Work out how many lines have "superfície" in them. Give only that number.

===== MATERIAL FOR THIS TASK =====

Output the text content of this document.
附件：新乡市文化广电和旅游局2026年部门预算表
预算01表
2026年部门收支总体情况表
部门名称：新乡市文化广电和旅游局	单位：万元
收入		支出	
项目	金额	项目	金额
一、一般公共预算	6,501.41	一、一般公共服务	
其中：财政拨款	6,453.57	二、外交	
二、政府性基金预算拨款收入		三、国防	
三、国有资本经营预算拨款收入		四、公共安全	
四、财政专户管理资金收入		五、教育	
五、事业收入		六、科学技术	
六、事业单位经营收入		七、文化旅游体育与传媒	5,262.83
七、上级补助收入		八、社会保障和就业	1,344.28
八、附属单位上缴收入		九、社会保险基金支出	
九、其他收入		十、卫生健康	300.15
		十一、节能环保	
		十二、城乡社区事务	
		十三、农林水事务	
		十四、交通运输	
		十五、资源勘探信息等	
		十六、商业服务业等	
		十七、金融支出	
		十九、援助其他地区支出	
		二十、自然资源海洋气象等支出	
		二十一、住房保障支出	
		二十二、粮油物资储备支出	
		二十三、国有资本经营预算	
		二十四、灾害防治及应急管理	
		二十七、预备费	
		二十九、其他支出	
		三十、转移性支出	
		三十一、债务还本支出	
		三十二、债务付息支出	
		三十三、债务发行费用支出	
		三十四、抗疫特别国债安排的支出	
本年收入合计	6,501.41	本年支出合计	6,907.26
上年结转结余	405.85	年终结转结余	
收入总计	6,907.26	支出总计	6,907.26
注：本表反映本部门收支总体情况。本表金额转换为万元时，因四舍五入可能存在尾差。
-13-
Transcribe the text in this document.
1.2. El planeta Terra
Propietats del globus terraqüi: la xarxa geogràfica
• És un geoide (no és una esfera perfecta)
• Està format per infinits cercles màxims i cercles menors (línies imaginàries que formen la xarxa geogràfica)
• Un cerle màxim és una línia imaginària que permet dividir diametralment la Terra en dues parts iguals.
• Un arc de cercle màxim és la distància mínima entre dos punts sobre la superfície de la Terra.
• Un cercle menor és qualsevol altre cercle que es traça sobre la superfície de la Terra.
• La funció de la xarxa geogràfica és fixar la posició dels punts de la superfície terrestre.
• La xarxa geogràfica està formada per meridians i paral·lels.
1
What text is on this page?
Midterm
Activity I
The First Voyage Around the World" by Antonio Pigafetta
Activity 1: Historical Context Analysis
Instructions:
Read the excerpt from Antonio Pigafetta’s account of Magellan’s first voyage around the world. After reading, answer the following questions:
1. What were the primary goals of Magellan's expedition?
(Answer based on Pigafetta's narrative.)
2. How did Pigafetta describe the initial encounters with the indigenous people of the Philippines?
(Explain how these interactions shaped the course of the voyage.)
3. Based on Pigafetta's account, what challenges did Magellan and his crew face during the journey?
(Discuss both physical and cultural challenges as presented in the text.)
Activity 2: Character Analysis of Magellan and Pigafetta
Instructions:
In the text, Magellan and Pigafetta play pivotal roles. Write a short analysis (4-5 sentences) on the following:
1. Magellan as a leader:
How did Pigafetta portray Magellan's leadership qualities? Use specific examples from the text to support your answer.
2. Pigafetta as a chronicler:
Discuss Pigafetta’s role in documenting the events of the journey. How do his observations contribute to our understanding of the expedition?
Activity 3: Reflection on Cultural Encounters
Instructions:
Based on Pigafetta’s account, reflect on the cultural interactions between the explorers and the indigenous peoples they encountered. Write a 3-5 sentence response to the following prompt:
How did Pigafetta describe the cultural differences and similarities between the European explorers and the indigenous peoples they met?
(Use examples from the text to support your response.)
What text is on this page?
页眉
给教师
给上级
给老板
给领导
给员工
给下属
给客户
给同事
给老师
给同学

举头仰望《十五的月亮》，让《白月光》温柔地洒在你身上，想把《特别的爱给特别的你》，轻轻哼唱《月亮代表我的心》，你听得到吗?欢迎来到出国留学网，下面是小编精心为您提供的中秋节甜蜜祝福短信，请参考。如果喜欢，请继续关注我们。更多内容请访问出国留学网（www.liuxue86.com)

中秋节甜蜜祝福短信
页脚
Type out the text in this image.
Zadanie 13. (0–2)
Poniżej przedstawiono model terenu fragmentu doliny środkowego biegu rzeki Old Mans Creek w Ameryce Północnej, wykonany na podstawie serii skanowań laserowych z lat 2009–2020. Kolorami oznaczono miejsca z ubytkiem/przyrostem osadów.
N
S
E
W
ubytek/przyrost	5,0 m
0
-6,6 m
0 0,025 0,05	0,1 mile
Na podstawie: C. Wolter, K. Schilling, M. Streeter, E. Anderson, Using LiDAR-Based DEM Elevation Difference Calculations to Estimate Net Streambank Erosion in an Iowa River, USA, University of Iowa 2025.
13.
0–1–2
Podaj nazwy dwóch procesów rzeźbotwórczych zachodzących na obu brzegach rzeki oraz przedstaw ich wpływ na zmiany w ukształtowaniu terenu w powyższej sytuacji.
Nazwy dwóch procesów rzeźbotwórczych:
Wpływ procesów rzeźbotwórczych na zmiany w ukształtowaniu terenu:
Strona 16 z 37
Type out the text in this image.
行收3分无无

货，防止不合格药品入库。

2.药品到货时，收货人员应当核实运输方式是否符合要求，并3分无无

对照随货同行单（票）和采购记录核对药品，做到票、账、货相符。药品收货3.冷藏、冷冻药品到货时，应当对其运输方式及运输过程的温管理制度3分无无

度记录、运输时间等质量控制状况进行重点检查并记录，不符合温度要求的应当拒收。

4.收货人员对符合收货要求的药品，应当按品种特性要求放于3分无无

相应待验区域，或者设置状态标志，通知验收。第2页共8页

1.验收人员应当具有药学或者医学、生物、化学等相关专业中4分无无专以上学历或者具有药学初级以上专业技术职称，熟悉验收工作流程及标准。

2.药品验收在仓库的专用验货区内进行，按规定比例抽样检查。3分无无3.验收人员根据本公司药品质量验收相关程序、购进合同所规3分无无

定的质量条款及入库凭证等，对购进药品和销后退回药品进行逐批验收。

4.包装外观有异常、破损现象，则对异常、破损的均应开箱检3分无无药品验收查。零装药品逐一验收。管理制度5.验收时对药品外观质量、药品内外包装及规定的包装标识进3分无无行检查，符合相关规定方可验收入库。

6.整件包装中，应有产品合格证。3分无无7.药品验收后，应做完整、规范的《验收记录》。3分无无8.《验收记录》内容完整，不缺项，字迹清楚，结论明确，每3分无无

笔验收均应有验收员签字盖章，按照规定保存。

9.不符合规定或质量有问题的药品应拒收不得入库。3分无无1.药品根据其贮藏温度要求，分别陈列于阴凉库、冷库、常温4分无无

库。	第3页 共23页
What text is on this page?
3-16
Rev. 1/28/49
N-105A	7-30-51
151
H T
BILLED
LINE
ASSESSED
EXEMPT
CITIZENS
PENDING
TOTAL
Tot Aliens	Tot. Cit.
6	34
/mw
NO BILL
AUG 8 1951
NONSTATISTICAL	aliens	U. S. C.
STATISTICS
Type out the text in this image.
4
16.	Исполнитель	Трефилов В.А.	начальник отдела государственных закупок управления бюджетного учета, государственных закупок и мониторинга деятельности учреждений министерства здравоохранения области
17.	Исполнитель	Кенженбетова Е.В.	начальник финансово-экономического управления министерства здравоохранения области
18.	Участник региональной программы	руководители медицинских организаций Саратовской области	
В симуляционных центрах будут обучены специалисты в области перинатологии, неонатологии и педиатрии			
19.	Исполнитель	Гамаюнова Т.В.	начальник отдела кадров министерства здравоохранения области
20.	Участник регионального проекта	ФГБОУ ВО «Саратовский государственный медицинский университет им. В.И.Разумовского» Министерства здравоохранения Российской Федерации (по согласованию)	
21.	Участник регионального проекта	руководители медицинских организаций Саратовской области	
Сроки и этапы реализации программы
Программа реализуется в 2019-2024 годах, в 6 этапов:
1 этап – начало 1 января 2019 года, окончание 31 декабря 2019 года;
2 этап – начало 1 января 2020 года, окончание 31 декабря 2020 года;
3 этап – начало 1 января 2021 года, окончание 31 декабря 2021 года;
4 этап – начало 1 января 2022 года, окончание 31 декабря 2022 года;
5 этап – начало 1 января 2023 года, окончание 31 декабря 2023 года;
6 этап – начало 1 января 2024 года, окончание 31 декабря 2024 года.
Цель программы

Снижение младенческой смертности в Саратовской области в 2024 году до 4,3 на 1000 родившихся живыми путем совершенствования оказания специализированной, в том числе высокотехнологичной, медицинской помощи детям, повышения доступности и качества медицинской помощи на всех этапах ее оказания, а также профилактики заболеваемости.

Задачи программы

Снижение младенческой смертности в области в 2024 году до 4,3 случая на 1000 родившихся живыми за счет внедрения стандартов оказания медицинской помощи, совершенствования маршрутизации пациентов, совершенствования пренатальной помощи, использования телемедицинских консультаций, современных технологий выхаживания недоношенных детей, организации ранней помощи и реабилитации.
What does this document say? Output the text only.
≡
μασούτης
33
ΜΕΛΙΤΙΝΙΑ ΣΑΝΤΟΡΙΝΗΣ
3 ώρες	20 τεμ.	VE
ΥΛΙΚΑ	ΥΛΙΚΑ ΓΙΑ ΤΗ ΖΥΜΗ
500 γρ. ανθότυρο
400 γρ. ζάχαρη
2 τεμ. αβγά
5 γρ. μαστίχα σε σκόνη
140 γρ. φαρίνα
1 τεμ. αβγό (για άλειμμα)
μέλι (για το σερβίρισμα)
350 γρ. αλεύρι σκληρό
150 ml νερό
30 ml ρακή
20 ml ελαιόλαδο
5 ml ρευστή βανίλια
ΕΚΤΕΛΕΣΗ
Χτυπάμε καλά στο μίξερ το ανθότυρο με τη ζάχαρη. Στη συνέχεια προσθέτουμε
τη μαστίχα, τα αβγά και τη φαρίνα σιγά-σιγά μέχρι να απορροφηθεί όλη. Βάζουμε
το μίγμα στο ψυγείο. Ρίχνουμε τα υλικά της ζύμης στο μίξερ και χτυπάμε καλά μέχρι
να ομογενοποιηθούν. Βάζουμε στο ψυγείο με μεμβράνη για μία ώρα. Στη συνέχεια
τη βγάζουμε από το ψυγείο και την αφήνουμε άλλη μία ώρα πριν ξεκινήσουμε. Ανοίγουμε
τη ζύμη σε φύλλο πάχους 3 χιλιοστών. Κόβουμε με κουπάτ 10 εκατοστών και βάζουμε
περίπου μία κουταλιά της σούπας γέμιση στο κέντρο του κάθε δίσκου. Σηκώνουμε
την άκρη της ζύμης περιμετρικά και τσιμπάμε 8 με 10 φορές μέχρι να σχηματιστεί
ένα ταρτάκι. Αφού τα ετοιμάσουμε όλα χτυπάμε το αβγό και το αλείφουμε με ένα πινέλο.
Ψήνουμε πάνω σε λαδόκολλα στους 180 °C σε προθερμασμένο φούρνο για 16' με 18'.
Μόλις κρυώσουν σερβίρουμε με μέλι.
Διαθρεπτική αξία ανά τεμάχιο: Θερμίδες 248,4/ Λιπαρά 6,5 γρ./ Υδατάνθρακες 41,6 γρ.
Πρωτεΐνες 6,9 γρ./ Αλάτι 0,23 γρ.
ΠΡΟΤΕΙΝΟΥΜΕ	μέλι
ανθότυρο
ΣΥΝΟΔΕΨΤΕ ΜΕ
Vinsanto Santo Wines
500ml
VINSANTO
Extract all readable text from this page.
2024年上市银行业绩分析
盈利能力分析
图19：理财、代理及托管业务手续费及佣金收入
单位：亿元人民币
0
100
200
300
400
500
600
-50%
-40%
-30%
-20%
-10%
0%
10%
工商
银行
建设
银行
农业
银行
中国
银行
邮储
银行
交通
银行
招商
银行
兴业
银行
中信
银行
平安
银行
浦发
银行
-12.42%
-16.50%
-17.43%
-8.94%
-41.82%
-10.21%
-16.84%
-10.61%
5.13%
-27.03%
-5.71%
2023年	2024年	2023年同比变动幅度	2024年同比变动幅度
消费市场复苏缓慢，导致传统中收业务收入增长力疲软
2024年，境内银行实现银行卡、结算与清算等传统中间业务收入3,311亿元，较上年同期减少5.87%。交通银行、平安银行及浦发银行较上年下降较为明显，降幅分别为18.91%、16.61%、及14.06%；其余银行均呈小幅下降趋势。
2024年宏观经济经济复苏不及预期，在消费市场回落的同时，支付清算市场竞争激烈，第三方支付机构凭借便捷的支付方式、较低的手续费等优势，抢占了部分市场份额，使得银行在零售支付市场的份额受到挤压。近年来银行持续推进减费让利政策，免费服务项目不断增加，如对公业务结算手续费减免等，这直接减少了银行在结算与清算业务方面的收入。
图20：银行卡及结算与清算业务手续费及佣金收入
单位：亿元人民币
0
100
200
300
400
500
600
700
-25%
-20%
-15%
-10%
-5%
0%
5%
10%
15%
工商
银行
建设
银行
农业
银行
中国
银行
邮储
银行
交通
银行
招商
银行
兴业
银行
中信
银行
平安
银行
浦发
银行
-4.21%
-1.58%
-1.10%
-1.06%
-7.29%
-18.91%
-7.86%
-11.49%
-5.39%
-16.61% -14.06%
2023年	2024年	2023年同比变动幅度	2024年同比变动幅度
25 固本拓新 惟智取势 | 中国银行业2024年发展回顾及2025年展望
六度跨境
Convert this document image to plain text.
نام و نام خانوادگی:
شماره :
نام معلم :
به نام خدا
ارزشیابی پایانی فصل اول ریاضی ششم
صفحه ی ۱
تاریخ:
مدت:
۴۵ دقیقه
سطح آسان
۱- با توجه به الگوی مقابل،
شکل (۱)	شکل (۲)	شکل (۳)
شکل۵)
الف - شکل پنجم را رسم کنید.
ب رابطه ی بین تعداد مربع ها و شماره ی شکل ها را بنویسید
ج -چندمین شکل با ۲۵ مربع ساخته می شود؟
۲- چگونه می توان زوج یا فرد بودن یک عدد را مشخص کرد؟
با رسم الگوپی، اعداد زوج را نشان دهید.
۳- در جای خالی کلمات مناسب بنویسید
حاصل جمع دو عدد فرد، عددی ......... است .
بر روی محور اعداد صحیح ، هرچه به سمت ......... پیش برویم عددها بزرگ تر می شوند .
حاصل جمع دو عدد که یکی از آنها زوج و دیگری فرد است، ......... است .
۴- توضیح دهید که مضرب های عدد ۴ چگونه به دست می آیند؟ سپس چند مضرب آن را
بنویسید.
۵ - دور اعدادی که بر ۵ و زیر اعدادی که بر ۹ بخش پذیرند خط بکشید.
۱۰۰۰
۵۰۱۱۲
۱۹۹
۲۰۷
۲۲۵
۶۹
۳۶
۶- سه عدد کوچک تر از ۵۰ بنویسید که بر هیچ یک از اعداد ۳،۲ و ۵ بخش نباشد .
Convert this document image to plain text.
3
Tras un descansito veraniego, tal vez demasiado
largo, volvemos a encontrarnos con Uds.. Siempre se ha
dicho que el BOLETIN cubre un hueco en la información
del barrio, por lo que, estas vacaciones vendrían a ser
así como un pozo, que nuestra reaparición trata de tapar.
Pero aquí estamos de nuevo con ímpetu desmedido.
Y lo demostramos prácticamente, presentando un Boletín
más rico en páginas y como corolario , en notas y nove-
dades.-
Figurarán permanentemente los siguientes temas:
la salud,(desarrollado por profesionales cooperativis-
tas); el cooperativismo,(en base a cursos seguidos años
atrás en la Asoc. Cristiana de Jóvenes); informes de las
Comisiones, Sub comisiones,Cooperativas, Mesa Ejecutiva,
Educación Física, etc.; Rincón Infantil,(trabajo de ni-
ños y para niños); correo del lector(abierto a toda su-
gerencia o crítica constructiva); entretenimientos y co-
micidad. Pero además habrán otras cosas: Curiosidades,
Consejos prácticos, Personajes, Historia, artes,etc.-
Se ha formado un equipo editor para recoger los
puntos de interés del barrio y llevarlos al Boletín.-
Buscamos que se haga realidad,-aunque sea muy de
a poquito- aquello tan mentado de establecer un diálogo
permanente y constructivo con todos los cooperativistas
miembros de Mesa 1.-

=====

**EXERCISE SOLUTION**
3